WHAT THE EXERCISE ASKS: How many of the lines here include "Index"? Answer with a single number.
Start DATA TO USE
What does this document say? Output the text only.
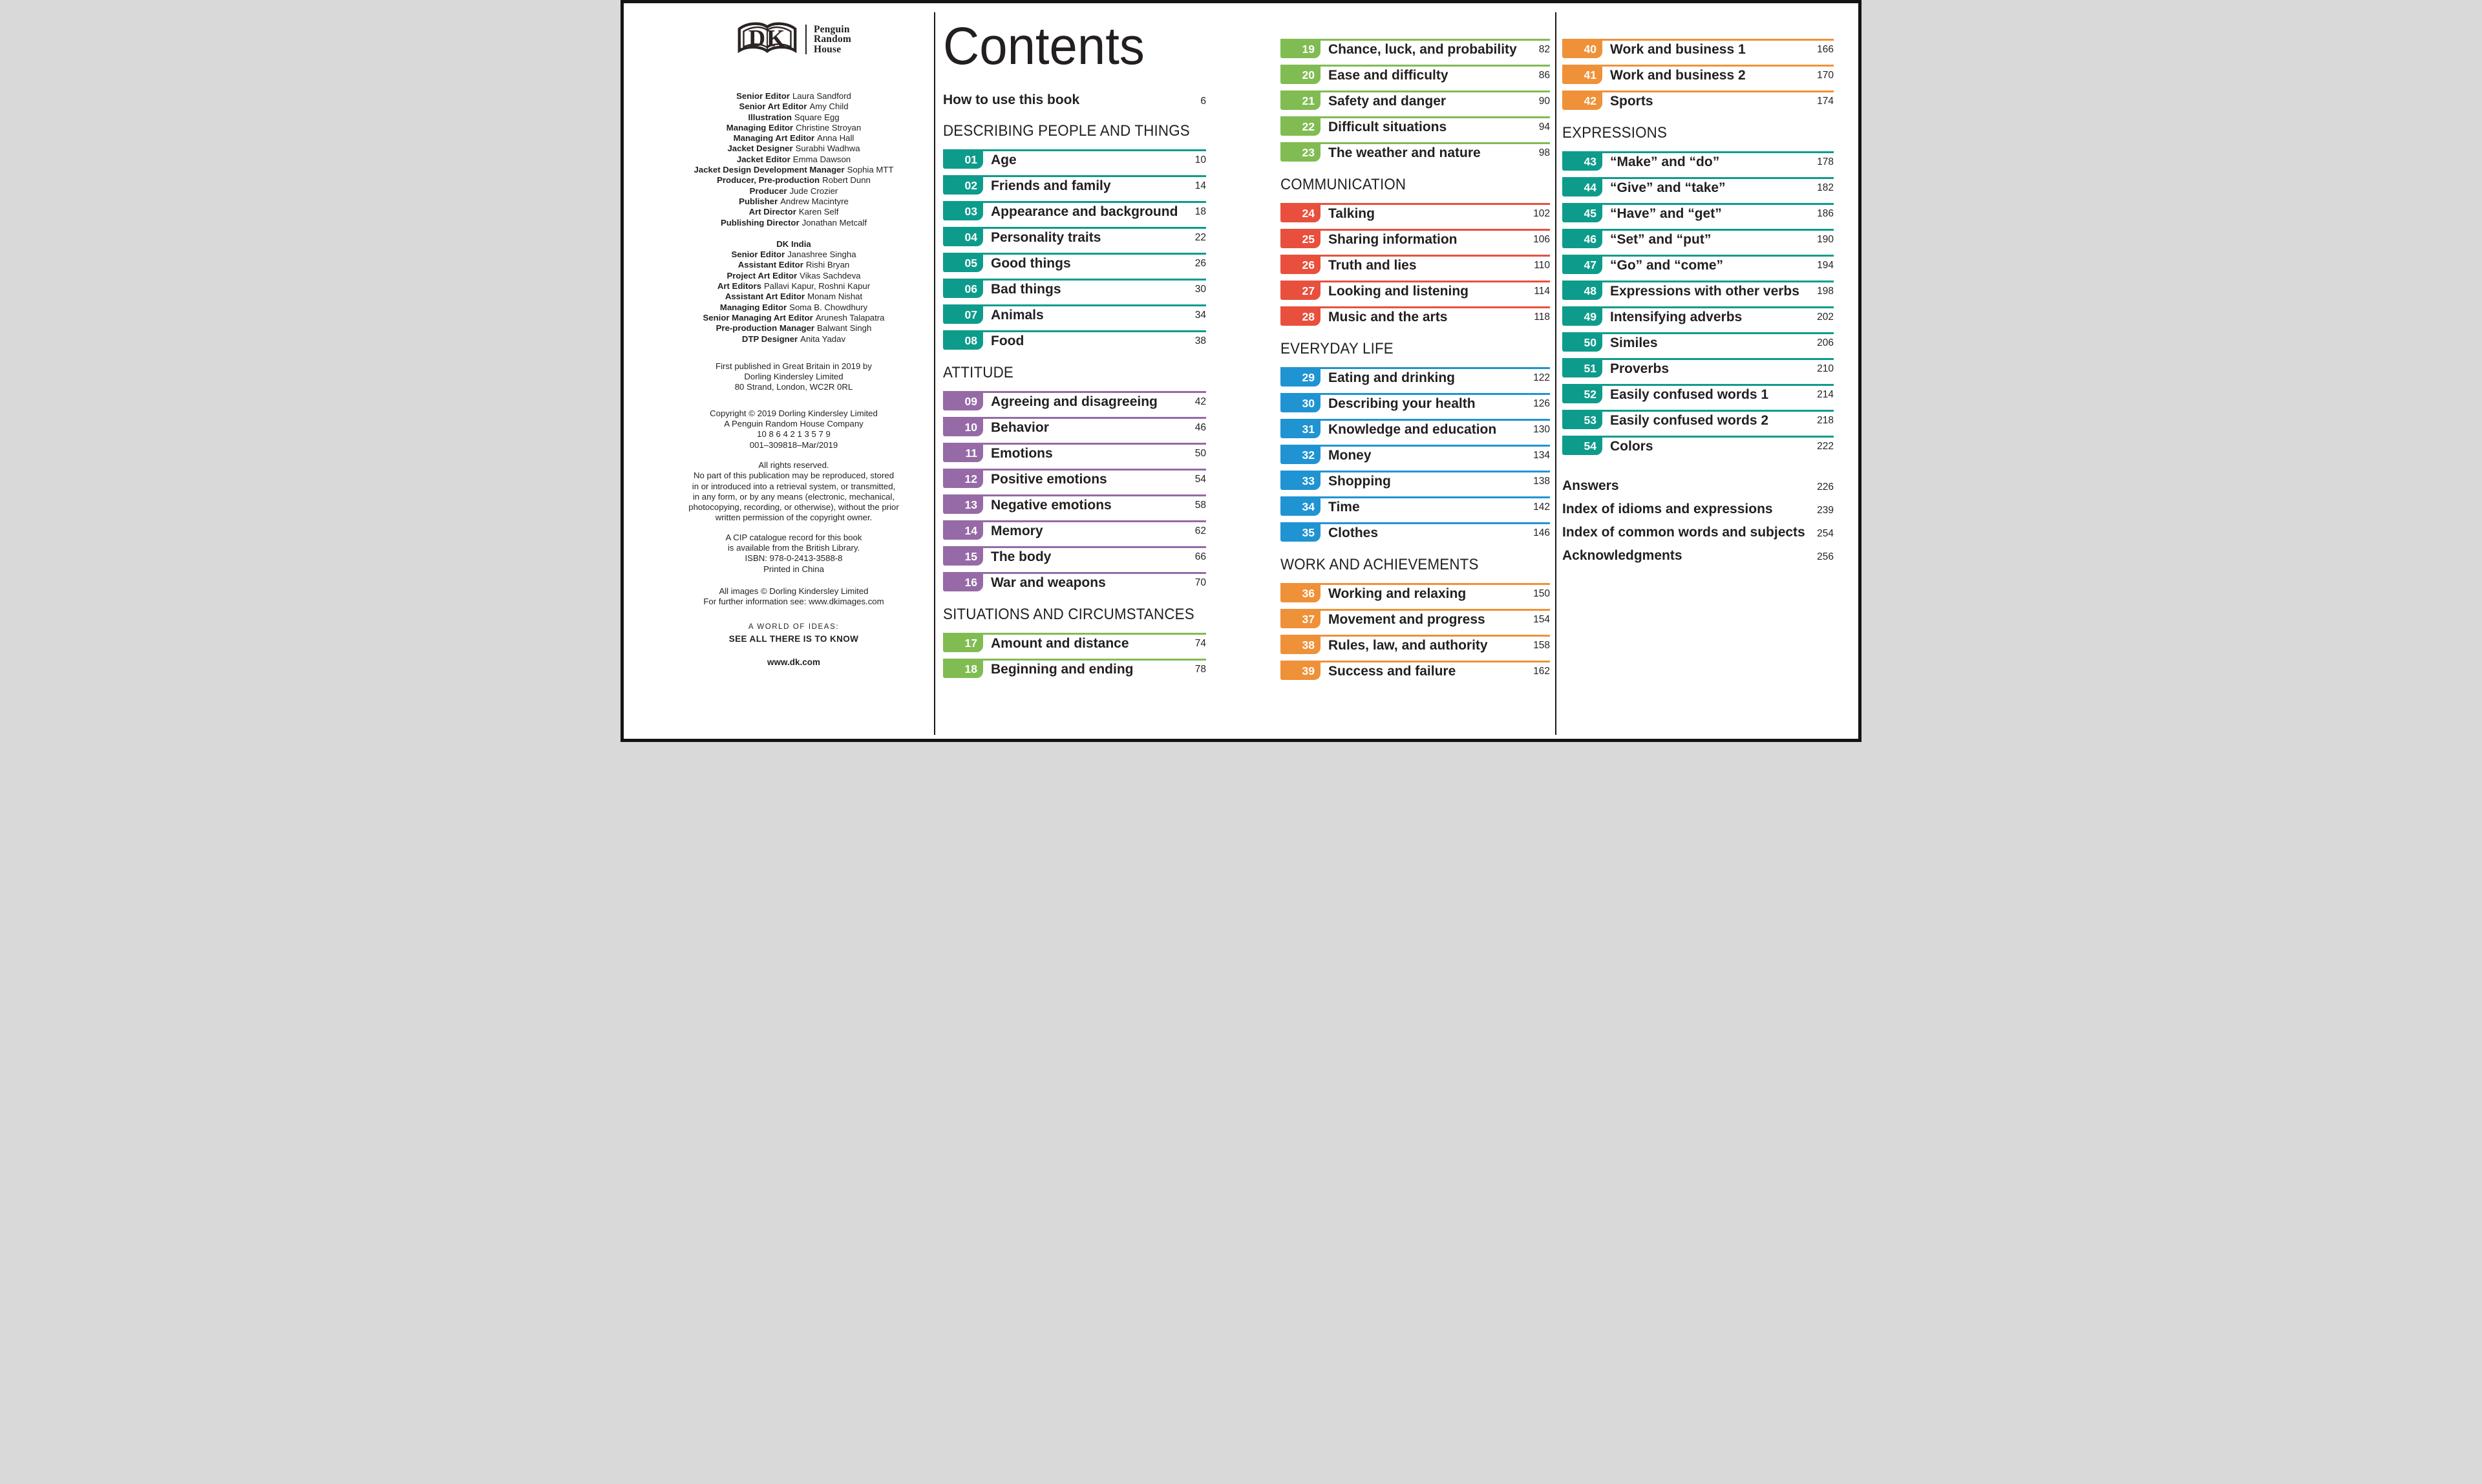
DK	Penguin
Random
House
Senior Editor Laura Sandford
Senior Art Editor Amy Child
Illustration Square Egg
Managing Editor Christine Stroyan
Managing Art Editor Anna Hall
Jacket Designer Surabhi Wadhwa
Jacket Editor Emma Dawson
Jacket Design Development Manager Sophia MTT
Producer, Pre-production Robert Dunn
Producer Jude Crozier
Publisher Andrew Macintyre
Art Director Karen Self
Publishing Director Jonathan Metcalf
DK India
Senior Editor Janashree Singha
Assistant Editor Rishi Bryan
Project Art Editor Vikas Sachdeva
Art Editors Pallavi Kapur, Roshni Kapur
Assistant Art Editor Monam Nishat
Managing Editor Soma B. Chowdhury
Senior Managing Art Editor Arunesh Talapatra
Pre-production Manager Balwant Singh
DTP Designer Anita Yadav
First published in Great Britain in 2019 by
Dorling Kindersley Limited
80 Strand, London, WC2R 0RL
Copyright © 2019 Dorling Kindersley Limited
A Penguin Random House Company
10 8 6 4 2 1 3 5 7 9
001–309818–Mar/2019
All rights reserved.
No part of this publication may be reproduced, stored
in or introduced into a retrieval system, or transmitted,
in any form, or by any means (electronic, mechanical,
photocopying, recording, or otherwise), without the prior
written permission of the copyright owner.
A CIP catalogue record for this book
is available from the British Library.
ISBN: 978-0-2413-3588-8
Printed in China
All images © Dorling Kindersley Limited
For further information see: www.dkimages.com
A WORLD OF IDEAS:
SEE ALL THERE IS TO KNOW
www.dk.com
Contents
How to use this book	6
DESCRIBING PEOPLE AND THINGS
01	Age	10
02	Friends and family	14
03	Appearance and background	18
04	Personality traits	22
05	Good things	26
06	Bad things	30
07	Animals	34
08	Food	38
ATTITUDE
09	Agreeing and disagreeing	42
10	Behavior	46
11	Emotions	50
12	Positive emotions	54
13	Negative emotions	58
14	Memory	62
15	The body	66
16	War and weapons	70
SITUATIONS AND CIRCUMSTANCES
17	Amount and distance	74
18	Beginning and ending	78
19	Chance, luck, and probability	82
20	Ease and difficulty	86
21	Safety and danger	90
22	Difficult situations	94
23	The weather and nature	98
COMMUNICATION
24	Talking	102
25	Sharing information	106
26	Truth and lies	110
27	Looking and listening	114
28	Music and the arts	118
EVERYDAY LIFE
29	Eating and drinking	122
30	Describing your health	126
31	Knowledge and education	130
32	Money	134
33	Shopping	138
34	Time	142
35	Clothes	146
WORK AND ACHIEVEMENTS
36	Working and relaxing	150
37	Movement and progress	154
38	Rules, law, and authority	158
39	Success and failure	162
40	Work and business 1	166
41	Work and business 2	170
42	Sports	174
EXPRESSIONS
43	“Make” and “do”	178
44	“Give” and “take”	182
45	“Have” and “get”	186
46	“Set” and “put”	190
47	“Go” and “come”	194
48	Expressions with other verbs	198
49	Intensifying adverbs	202
50	Similes	206
51	Proverbs	210
52	Easily confused words 1	214
53	Easily confused words 2	218
54	Colors	222
Answers	226
Index of idioms and expressions	239
Index of common words and subjects 254
Acknowledgments	256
End DATA TO USE
EXERCISE SOLUTION: 2